What is required: In the data, extract each line that holds the string "marker".
* BEGIN Excerpted data *
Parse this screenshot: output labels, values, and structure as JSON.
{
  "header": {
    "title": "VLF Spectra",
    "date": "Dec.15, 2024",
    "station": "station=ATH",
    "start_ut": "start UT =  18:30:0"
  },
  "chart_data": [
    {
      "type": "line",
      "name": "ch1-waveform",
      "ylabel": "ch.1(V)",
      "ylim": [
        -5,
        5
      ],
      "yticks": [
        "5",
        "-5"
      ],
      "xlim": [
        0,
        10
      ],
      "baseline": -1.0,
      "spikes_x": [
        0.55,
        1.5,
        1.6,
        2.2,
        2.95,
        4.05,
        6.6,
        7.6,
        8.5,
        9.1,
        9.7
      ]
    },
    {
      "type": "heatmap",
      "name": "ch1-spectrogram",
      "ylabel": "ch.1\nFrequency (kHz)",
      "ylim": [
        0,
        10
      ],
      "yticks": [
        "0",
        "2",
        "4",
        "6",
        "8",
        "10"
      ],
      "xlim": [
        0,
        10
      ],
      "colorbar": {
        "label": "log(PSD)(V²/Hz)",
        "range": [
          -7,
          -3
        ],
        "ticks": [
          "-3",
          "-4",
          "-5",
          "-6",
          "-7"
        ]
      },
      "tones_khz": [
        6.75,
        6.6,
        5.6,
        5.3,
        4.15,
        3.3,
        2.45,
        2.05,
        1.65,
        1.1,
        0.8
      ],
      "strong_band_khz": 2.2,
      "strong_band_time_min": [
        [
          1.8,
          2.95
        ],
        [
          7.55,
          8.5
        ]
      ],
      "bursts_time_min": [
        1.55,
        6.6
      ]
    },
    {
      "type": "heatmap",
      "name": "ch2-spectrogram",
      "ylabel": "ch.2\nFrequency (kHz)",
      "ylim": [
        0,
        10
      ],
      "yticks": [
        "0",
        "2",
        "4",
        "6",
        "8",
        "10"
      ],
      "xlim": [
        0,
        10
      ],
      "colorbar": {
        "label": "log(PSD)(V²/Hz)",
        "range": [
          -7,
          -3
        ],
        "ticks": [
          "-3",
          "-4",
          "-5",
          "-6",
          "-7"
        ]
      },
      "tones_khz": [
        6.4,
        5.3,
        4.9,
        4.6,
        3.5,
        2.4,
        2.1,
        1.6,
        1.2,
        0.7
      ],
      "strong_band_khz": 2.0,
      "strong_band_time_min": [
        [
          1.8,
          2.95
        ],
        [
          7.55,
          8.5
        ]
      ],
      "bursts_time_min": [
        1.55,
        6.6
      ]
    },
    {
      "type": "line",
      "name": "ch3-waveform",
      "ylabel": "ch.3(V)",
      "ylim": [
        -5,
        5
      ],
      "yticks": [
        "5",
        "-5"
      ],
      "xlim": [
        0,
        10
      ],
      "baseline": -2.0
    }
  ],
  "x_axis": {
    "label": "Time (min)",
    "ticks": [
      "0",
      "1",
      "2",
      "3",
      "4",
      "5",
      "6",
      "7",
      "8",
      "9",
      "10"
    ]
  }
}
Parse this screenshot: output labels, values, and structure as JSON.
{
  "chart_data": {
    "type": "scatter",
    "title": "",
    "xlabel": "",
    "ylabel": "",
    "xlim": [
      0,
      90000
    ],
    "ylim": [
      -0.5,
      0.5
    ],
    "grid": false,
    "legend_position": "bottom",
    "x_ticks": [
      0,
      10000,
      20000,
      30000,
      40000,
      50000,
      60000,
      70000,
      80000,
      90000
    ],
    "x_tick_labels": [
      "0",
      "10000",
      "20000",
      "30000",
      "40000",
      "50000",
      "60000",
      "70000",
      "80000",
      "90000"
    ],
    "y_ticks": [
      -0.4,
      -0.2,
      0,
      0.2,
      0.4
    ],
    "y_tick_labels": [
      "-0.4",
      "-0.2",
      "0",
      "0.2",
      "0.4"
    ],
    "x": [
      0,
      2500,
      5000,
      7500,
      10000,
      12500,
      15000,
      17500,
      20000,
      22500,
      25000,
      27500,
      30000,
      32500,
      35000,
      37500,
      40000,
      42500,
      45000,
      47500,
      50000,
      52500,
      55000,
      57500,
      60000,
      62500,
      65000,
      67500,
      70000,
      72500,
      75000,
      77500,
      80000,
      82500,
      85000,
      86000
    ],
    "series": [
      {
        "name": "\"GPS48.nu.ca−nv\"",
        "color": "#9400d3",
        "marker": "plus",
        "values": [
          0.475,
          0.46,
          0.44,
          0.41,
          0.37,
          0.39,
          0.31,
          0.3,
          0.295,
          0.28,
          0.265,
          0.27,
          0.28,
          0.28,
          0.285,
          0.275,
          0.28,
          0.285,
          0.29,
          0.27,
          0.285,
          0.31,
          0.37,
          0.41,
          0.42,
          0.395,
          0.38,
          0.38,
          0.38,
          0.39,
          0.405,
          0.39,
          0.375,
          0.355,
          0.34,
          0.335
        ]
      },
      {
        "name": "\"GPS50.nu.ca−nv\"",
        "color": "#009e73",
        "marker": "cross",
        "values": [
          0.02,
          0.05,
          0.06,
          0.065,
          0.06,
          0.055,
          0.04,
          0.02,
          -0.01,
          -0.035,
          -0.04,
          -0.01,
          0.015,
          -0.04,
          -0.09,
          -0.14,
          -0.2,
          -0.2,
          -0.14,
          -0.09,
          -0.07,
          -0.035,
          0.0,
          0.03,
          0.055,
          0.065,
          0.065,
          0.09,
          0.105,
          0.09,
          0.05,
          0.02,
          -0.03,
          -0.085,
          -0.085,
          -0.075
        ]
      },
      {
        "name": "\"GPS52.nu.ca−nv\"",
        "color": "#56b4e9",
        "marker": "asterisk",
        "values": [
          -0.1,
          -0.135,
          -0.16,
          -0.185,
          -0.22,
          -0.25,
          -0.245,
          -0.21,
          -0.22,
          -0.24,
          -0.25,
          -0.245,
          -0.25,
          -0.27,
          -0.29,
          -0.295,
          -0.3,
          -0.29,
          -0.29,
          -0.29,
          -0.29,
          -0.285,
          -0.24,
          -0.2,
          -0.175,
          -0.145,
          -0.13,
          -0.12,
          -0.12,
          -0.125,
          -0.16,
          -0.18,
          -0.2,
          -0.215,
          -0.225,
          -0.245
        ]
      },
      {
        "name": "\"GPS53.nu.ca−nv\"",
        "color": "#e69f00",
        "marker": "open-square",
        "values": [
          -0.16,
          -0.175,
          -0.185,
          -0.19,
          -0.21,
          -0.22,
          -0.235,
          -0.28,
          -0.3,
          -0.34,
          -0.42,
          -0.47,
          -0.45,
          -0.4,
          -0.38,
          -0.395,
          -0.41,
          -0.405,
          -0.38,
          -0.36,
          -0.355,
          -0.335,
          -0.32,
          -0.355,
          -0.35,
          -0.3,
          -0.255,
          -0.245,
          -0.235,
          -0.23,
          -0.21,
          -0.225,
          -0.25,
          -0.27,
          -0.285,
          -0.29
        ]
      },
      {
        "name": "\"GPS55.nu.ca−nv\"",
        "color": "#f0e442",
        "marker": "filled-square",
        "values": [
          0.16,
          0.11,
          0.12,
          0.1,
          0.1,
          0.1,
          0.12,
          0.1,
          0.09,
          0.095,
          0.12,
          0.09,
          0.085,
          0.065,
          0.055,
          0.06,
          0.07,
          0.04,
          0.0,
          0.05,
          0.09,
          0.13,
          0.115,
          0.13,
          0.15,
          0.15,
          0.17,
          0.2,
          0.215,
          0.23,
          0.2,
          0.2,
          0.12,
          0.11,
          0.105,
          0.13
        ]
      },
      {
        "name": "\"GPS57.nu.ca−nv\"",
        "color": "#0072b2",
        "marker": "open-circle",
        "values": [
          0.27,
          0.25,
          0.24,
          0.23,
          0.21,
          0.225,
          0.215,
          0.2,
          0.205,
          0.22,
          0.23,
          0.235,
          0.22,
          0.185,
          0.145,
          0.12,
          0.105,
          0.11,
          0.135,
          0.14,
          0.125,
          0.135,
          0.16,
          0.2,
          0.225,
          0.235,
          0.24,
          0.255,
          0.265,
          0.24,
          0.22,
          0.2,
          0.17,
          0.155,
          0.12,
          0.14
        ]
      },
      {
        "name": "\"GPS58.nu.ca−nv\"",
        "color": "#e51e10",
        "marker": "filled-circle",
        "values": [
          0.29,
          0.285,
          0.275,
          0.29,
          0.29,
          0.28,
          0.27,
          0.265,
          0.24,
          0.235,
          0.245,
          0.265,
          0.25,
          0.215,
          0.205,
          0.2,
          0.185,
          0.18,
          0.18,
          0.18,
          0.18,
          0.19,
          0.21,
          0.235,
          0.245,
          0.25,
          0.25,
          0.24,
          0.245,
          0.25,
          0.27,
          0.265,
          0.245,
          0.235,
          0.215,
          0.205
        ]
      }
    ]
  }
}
* END Excerpted data *
Finished task:
        "marker": "plus",
        "marker": "cross",
        "marker": "asterisk",
        "marker": "open-square",
        "marker": "filled-square",
        "marker": "open-circle",
        "marker": "filled-circle",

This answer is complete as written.